## [Stated exercise]
Could you write out every record below exactly, leaving out any pictures?

(Data entries)

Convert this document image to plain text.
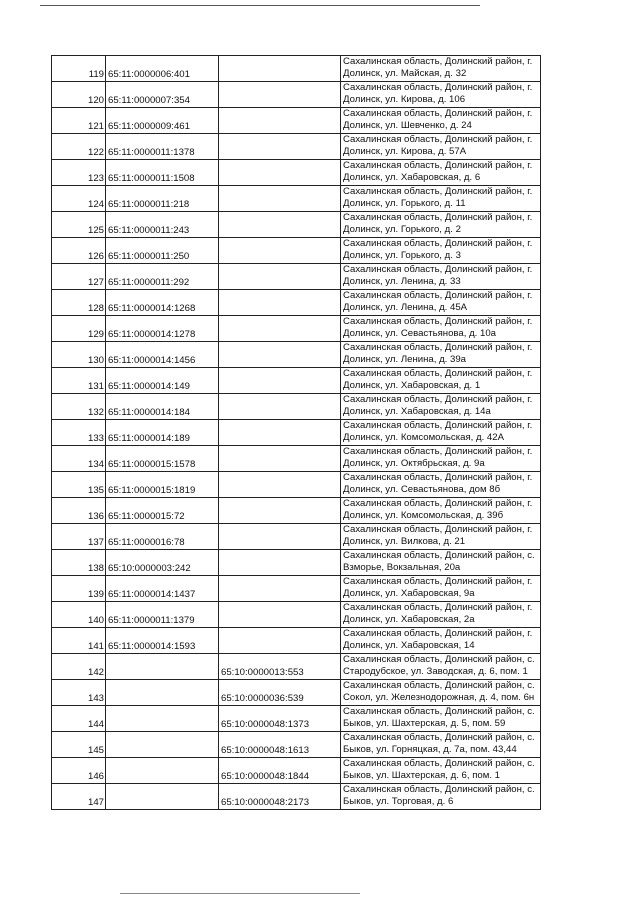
119	65:11:0000006:401		Сахалинская область, Долинский район, г.
Долинск, ул. Майская, д. 32

120	65:11:0000007:354		Сахалинская область, Долинский район, г.
Долинск, ул. Кирова, д. 106

121	65:11:0000009:461		Сахалинская область, Долинский район, г.
Долинск, ул. Шевченко, д. 24

122	65:11:0000011:1378		Сахалинская область, Долинский район, г.
Долинск, ул. Кирова, д. 57А

123	65:11:0000011:1508		Сахалинская область, Долинский район, г.
Долинск, ул. Хабаровская, д. 6

124	65:11:0000011:218		Сахалинская область, Долинский район, г.
Долинск, ул. Горького, д. 11

125	65:11:0000011:243		Сахалинская область, Долинский район, г.
Долинск, ул. Горького, д. 2

126	65:11:0000011:250		Сахалинская область, Долинский район, г.
Долинск, ул. Горького, д. 3

127	65:11:0000011:292		Сахалинская область, Долинский район, г.
Долинск, ул. Ленина, д. 33

128	65:11:0000014:1268		Сахалинская область, Долинский район, г.
Долинск, ул. Ленина, д. 45А

129	65:11:0000014:1278		Сахалинская область, Долинский район, г.
Долинск, ул. Севастьянова, д. 10а

130	65:11:0000014:1456		Сахалинская область, Долинский район, г.
Долинск, ул. Ленина, д. 39а

131	65:11:0000014:149		Сахалинская область, Долинский район, г.
Долинск, ул. Хабаровская, д. 1

132	65:11:0000014:184		Сахалинская область, Долинский район, г.
Долинск, ул. Хабаровская, д. 14а

133	65:11:0000014:189		Сахалинская область, Долинский район, г.
Долинск, ул. Комсомольская, д. 42А

134	65:11:0000015:1578		Сахалинская область, Долинский район, г.
Долинск, ул. Октябрьская, д. 9а

135	65:11:0000015:1819		Сахалинская область, Долинский район, г.
Долинск, ул. Севастьянова, дом 8б

136	65:11:0000015:72		Сахалинская область, Долинский район, г.
Долинск, ул. Комсомольская, д. 39б

137	65:11:0000016:78		Сахалинская область, Долинский район, г.
Долинск, ул. Вилкова, д. 21

138	65:10:0000003:242		Сахалинская область, Долинский район, с.
Взморье, Вокзальная, 20а

139	65:11:0000014:1437		Сахалинская область, Долинский район, г.
Долинск, ул. Хабаровская, 9а

140	65:11:0000011:1379		Сахалинская область, Долинский район, г.
Долинск, ул. Хабаровская, 2а

141	65:11:0000014:1593		Сахалинская область, Долинский район, г.
Долинск, ул. Хабаровская, 14

142		65:10:0000013:553	Сахалинская область, Долинский район, с.
Стародубское, ул. Заводская, д. 6, пом. 1

143		65:10:0000036:539	Сахалинская область, Долинский район, с.
Сокол, ул. Железнодорожная, д. 4, пом. 6н

144		65:10:0000048:1373	Сахалинская область, Долинский район, с.
Быков, ул. Шахтерская, д. 5, пом. 59

145		65:10:0000048:1613	Сахалинская область, Долинский район, с.
Быков, ул. Горняцкая, д. 7а, пом. 43,44

146		65:10:0000048:1844	Сахалинская область, Долинский район, с.
Быков, ул. Шахтерская, д. 6, пом. 1

147		65:10:0000048:2173	Сахалинская область, Долинский район, с.
Быков, ул. Торговая, д. 6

## [Result of the task]
Convert this document image to plain text.
119	65:11:0000006:401		Сахалинская область, Долинский район, г.
Долинск, ул. Майская, д. 32

120	65:11:0000007:354		Сахалинская область, Долинский район, г.
Долинск, ул. Кирова, д. 106

121	65:11:0000009:461		Сахалинская область, Долинский район, г.
Долинск, ул. Шевченко, д. 24

122	65:11:0000011:1378		Сахалинская область, Долинский район, г.
Долинск, ул. Кирова, д. 57А

123	65:11:0000011:1508		Сахалинская область, Долинский район, г.
Долинск, ул. Хабаровская, д. 6

124	65:11:0000011:218		Сахалинская область, Долинский район, г.
Долинск, ул. Горького, д. 11

125	65:11:0000011:243		Сахалинская область, Долинский район, г.
Долинск, ул. Горького, д. 2

126	65:11:0000011:250		Сахалинская область, Долинский район, г.
Долинск, ул. Горького, д. 3

127	65:11:0000011:292		Сахалинская область, Долинский район, г.
Долинск, ул. Ленина, д. 33

128	65:11:0000014:1268		Сахалинская область, Долинский район, г.
Долинск, ул. Ленина, д. 45А

129	65:11:0000014:1278		Сахалинская область, Долинский район, г.
Долинск, ул. Севастьянова, д. 10а

130	65:11:0000014:1456		Сахалинская область, Долинский район, г.
Долинск, ул. Ленина, д. 39а

131	65:11:0000014:149		Сахалинская область, Долинский район, г.
Долинск, ул. Хабаровская, д. 1

132	65:11:0000014:184		Сахалинская область, Долинский район, г.
Долинск, ул. Хабаровская, д. 14а

133	65:11:0000014:189		Сахалинская область, Долинский район, г.
Долинск, ул. Комсомольская, д. 42А

134	65:11:0000015:1578		Сахалинская область, Долинский район, г.
Долинск, ул. Октябрьская, д. 9а

135	65:11:0000015:1819		Сахалинская область, Долинский район, г.
Долинск, ул. Севастьянова, дом 8б

136	65:11:0000015:72		Сахалинская область, Долинский район, г.
Долинск, ул. Комсомольская, д. 39б

137	65:11:0000016:78		Сахалинская область, Долинский район, г.
Долинск, ул. Вилкова, д. 21

138	65:10:0000003:242		Сахалинская область, Долинский район, с.
Взморье, Вокзальная, 20а

139	65:11:0000014:1437		Сахалинская область, Долинский район, г.
Долинск, ул. Хабаровская, 9а

140	65:11:0000011:1379		Сахалинская область, Долинский район, г.
Долинск, ул. Хабаровская, 2а

141	65:11:0000014:1593		Сахалинская область, Долинский район, г.
Долинск, ул. Хабаровская, 14

142		65:10:0000013:553	Сахалинская область, Долинский район, с.
Стародубское, ул. Заводская, д. 6, пом. 1

143		65:10:0000036:539	Сахалинская область, Долинский район, с.
Сокол, ул. Железнодорожная, д. 4, пом. 6н

144		65:10:0000048:1373	Сахалинская область, Долинский район, с.
Быков, ул. Шахтерская, д. 5, пом. 59

145		65:10:0000048:1613	Сахалинская область, Долинский район, с.
Быков, ул. Горняцкая, д. 7а, пом. 43,44

146		65:10:0000048:1844	Сахалинская область, Долинский район, с.
Быков, ул. Шахтерская, д. 6, пом. 1

147		65:10:0000048:2173	Сахалинская область, Долинский район, с.
Быков, ул. Торговая, д. 6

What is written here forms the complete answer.